EXERCISE: Please rewrite all the records below with every "candlestick" changed to "bar" and everything else left as it is. Omit the pictures from your answer.

:: TASK INPUTS

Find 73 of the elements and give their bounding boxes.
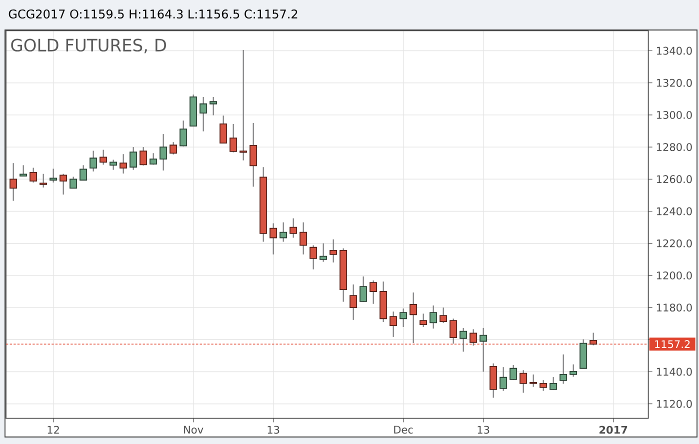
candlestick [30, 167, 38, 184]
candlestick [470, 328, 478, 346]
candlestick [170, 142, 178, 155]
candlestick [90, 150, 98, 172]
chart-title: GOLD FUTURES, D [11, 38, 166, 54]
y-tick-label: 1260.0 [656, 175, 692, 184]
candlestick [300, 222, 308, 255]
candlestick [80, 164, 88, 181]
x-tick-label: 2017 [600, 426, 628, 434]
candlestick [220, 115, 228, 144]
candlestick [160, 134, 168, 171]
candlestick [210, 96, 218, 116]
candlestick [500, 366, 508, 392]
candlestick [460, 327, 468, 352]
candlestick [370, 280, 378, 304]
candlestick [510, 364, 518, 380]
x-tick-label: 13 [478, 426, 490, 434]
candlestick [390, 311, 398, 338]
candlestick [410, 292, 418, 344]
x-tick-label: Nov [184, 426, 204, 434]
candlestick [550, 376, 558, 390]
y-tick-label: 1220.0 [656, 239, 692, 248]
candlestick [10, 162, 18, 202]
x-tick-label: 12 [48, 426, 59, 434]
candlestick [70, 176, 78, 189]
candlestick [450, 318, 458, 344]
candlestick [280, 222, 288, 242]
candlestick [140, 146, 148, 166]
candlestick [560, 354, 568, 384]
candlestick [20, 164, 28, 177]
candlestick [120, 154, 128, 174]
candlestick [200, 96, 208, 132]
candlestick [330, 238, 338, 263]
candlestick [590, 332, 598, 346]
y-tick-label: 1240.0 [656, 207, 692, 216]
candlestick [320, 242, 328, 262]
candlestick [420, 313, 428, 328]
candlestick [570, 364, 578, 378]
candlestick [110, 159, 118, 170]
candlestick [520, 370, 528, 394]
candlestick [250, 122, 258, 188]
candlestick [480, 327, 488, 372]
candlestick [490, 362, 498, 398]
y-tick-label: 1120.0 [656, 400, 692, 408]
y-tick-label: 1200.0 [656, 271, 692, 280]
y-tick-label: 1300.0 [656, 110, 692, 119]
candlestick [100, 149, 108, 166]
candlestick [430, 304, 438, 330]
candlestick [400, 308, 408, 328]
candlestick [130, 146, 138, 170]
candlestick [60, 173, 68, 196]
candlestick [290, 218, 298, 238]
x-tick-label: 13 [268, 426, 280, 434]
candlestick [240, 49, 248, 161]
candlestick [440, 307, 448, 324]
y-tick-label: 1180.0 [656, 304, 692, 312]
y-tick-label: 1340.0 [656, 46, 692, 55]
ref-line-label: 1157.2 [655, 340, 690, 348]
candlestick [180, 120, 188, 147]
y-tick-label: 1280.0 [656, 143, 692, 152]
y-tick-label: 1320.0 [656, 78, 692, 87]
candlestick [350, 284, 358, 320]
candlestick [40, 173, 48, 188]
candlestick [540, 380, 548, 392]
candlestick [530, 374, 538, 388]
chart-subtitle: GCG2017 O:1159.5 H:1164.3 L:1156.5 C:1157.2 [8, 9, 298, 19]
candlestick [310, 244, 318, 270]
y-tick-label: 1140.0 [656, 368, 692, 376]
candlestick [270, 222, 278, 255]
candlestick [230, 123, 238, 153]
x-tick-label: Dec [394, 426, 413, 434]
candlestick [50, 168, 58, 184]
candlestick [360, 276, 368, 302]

::::

SOLUTION BELOW:
Find 73 of the elements and give their bounding boxes.
bar [30, 167, 38, 184]
bar [470, 328, 478, 346]
bar [170, 142, 178, 155]
bar [90, 150, 98, 172]
chart-title: GOLD FUTURES, D [11, 38, 166, 54]
y-tick-label: 1260.0 [656, 175, 692, 184]
bar [300, 222, 308, 255]
bar [80, 164, 88, 181]
x-tick-label: 2017 [600, 426, 628, 434]
bar [220, 115, 228, 144]
bar [160, 134, 168, 171]
bar [210, 96, 218, 116]
bar [500, 366, 508, 392]
bar [460, 327, 468, 352]
bar [370, 280, 378, 304]
bar [510, 364, 518, 380]
x-tick-label: 13 [478, 426, 490, 434]
bar [390, 311, 398, 338]
bar [410, 292, 418, 344]
x-tick-label: Nov [184, 426, 204, 434]
bar [550, 376, 558, 390]
y-tick-label: 1220.0 [656, 239, 692, 248]
bar [10, 162, 18, 202]
x-tick-label: 12 [48, 426, 59, 434]
bar [70, 176, 78, 189]
bar [450, 318, 458, 344]
bar [280, 222, 288, 242]
bar [140, 146, 148, 166]
bar [560, 354, 568, 384]
bar [20, 164, 28, 177]
bar [120, 154, 128, 174]
bar [200, 96, 208, 132]
bar [330, 238, 338, 263]
bar [590, 332, 598, 346]
y-tick-label: 1240.0 [656, 207, 692, 216]
bar [320, 242, 328, 262]
bar [420, 313, 428, 328]
bar [570, 364, 578, 378]
bar [110, 159, 118, 170]
bar [520, 370, 528, 394]
bar [250, 122, 258, 188]
bar [480, 327, 488, 372]
bar [490, 362, 498, 398]
y-tick-label: 1120.0 [656, 400, 692, 408]
y-tick-label: 1200.0 [656, 271, 692, 280]
y-tick-label: 1300.0 [656, 110, 692, 119]
bar [100, 149, 108, 166]
bar [430, 304, 438, 330]
bar [400, 308, 408, 328]
bar [130, 146, 138, 170]
bar [60, 173, 68, 196]
bar [290, 218, 298, 238]
x-tick-label: 13 [268, 426, 280, 434]
bar [240, 49, 248, 161]
bar [440, 307, 448, 324]
y-tick-label: 1180.0 [656, 304, 692, 312]
y-tick-label: 1340.0 [656, 46, 692, 55]
ref-line-label: 1157.2 [655, 340, 690, 348]
bar [180, 120, 188, 147]
y-tick-label: 1280.0 [656, 143, 692, 152]
y-tick-label: 1320.0 [656, 78, 692, 87]
bar [350, 284, 358, 320]
bar [40, 173, 48, 188]
bar [540, 380, 548, 392]
bar [530, 374, 538, 388]
chart-subtitle: GCG2017 O:1159.5 H:1164.3 L:1156.5 C:1157.2 [8, 9, 298, 19]
bar [310, 244, 318, 270]
y-tick-label: 1140.0 [656, 368, 692, 376]
bar [270, 222, 278, 255]
bar [230, 123, 238, 153]
x-tick-label: Dec [394, 426, 413, 434]
bar [50, 168, 58, 184]
bar [360, 276, 368, 302]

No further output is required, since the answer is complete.